→ **Фрагмент документа**
^^^^^^^^
Но если говорить о самых известных попытках обрести смысл, этот общий смысл, то я бы назвал две фигуры, невероятно значительные в истории культуры. Это, прежде всего, наверное, Чехов, который апеллировал к практической нравственности, которая как бы заменяла то место, которое занимал Бог. И я, честно говоря, не придавал большого значения в течение всей жизни, я бы сказал, но сейчас как-то осознал это, что Чехов действительно замещал те нравственные ценности своим творчеством, которые давала вера. И вот я помню, что мои бабушки, которые меня воспитывали, я воспринимал только те шутки, которые от Чехова с ними пришли ко мне. Там — «Ай, Приходов кисть сломал» или «тарарабумбия, сижу на тумбе я». Они ориентировались на Чехова и внутренне. И та нравственность… они были людьми достаточно сложно относящимися к вере, но Чехов замещал это место, место веры для них, становился тем нравственным ориентиром, на который они полагались в своей жизни. Мы не отдаем, мне кажется, достаточный отчет себе в том, насколько Чехов важен был в этом смысле и до сих пор важен для отечественной интеллигенции со своими представлениями о практической нравственности и малых делах. Как он говорил, «маленькие и прежде всего практически ответы на те вопросы, которые ставит перед нами жизнь».

И вторая фигура — это, безусловно, Фрейд. Гораздо более сложная, в каком-то смысле одиозная. Человек, который говорил о том, что религия — это невроз боролся всю жизнь, как вы знаете, с комплексом отца, это несложные вопросы, но сам ставший постепенно отцом. Он занял это место как идеолог психоанализа. И это произошло именно потому, что это место было горячо, оно как бы требовала своего демиурга, своего мессию, и кто-то становился таким. Чехов никогда в жизни не претендовал на это место в силу просто своей патологической скромности, в отличие от Фрейда, который, конечно же, внутренне к этому был готов, и все его воспоминания, в том числе работы, об этом свидетельствует.
^^^^^^^^
→ **Исходные материалы**
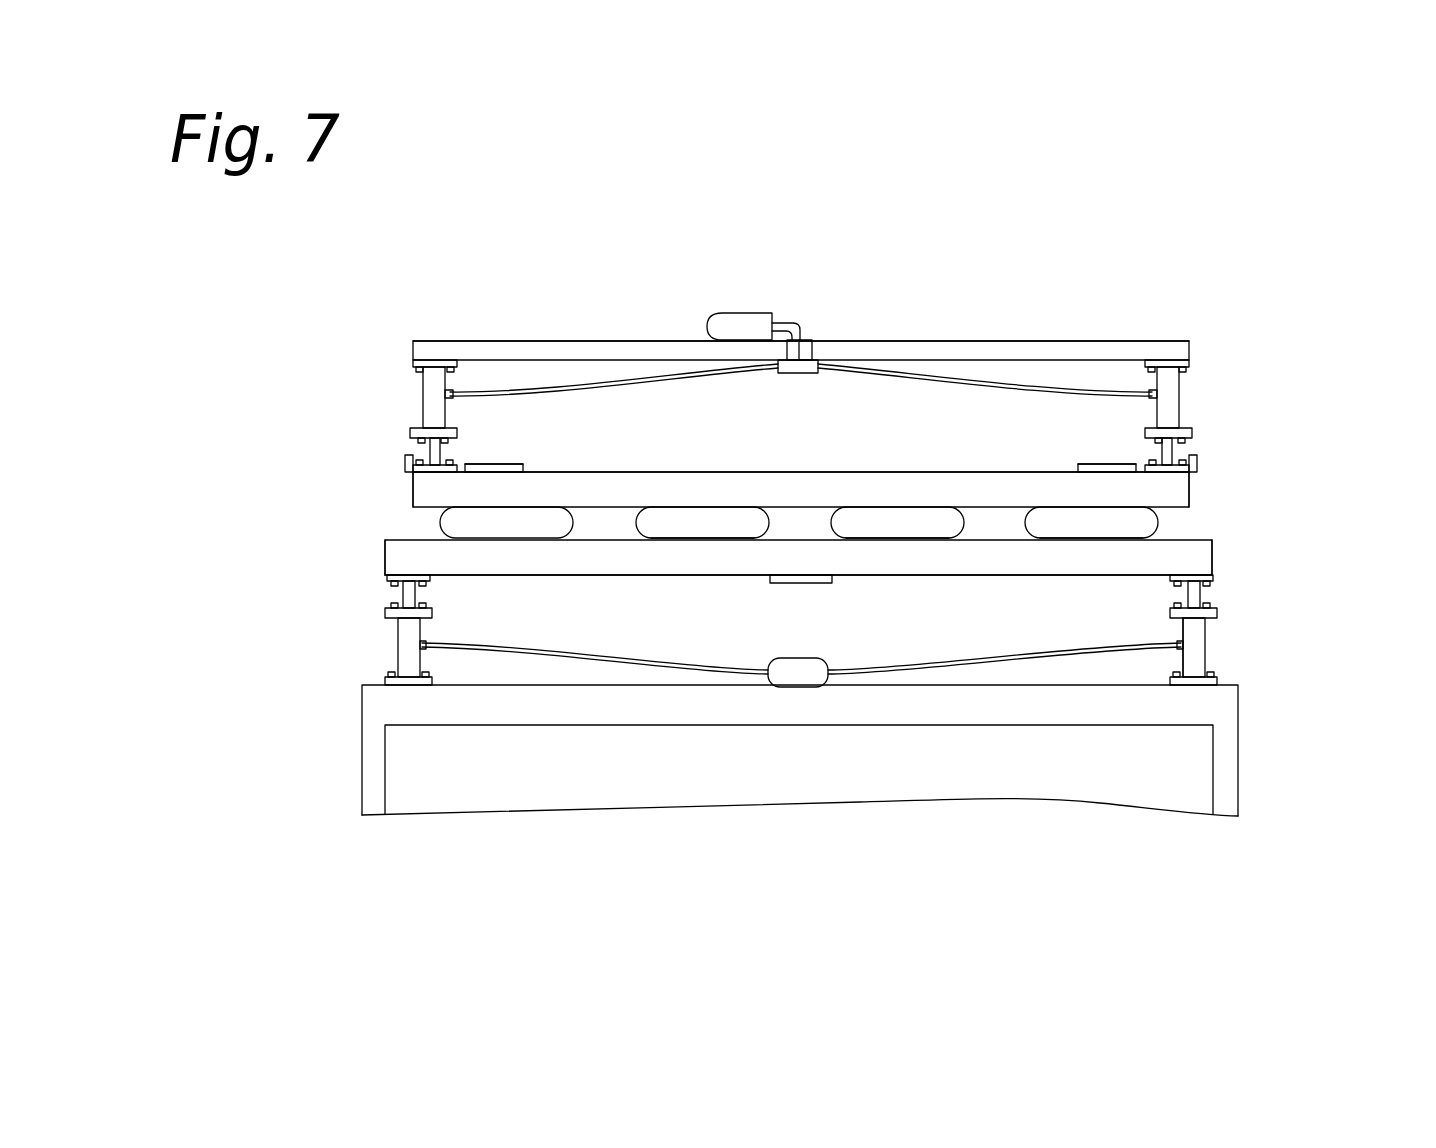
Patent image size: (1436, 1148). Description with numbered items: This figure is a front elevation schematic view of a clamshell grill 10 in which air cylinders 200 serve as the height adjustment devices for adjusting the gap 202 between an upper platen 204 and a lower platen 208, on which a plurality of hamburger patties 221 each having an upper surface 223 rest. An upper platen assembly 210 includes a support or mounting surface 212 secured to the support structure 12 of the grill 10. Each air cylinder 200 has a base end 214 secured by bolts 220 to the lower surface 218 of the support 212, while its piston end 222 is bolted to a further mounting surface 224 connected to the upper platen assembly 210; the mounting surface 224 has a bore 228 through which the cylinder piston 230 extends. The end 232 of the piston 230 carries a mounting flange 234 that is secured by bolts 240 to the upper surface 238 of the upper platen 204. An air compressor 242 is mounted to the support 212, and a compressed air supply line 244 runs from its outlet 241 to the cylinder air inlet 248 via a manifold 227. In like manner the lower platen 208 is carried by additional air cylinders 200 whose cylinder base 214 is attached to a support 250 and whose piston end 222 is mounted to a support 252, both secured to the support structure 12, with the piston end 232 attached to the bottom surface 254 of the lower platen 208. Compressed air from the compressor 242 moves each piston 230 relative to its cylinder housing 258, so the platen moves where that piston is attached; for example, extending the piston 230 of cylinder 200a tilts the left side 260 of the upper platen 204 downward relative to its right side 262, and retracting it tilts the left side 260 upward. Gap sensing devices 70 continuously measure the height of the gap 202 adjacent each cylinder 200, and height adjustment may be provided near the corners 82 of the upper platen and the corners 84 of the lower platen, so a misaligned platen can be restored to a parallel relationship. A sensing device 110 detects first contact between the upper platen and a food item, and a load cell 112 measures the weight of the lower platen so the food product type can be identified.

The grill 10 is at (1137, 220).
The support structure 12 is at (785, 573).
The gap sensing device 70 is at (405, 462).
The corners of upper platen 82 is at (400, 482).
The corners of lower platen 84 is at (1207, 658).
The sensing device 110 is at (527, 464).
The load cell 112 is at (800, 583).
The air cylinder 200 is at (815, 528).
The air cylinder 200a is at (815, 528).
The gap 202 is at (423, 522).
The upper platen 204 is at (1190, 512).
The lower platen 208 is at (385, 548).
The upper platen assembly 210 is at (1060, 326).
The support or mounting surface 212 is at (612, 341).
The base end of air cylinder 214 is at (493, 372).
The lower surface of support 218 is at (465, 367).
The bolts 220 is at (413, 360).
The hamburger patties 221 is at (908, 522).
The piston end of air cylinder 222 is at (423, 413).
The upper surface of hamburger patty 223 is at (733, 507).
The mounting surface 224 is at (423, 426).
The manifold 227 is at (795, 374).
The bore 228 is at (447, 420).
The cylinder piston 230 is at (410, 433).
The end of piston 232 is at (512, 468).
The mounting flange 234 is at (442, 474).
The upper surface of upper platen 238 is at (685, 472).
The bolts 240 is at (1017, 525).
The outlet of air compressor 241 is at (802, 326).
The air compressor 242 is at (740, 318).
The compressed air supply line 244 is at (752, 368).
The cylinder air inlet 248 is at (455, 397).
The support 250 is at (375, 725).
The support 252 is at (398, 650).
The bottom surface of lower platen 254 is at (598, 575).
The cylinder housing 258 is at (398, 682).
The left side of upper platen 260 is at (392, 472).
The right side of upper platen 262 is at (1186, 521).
^^^^^^^^
→ **Задания**
A - Изложите фрагмент о Чехове и Фрейде в двух предложениях.
B - Выведите без изменений отрывок фрагмента о Чехове и Фрейде от слов «И вторая фигура» до слов «об этом свидетельствует.» включительно.
Эти записи никак не связаны с текстом.

→ **Ответы**
A - Говоря о самых известных попытках обрести общий смысл, автор называет две значительные фигуры в истории культуры: Чехова, чья практическая нравственность и малые дела заменяли место веры для бабушек автора и до сих пор важны для отечественной интеллигенции. Второй фигурой он считает Фрейда, который, в отличие от скромного Чехова, был внутренне готов занять это место и занял его как идеолог психоанализа.

B -
И вторая фигура — это, безусловно, Фрейд. Гораздо более сложная, в каком-то смысле одиозная. Человек, который говорил о том, что религия — это невроз боролся всю жизнь, как вы знаете, с комплексом отца, это несложные вопросы, но сам ставший постепенно отцом. Он занял это место как идеолог психоанализа. И это произошло именно потому, что это место было горячо, оно как бы требовала своего демиурга, своего мессию, и кто-то становился таким. Чехов никогда в жизни не претендовал на это место в силу просто своей патологической скромности, в отличие от Фрейда, который, конечно же, внутренне к этому был готов, и все его воспоминания, в том числе работы, об этом свидетельствует.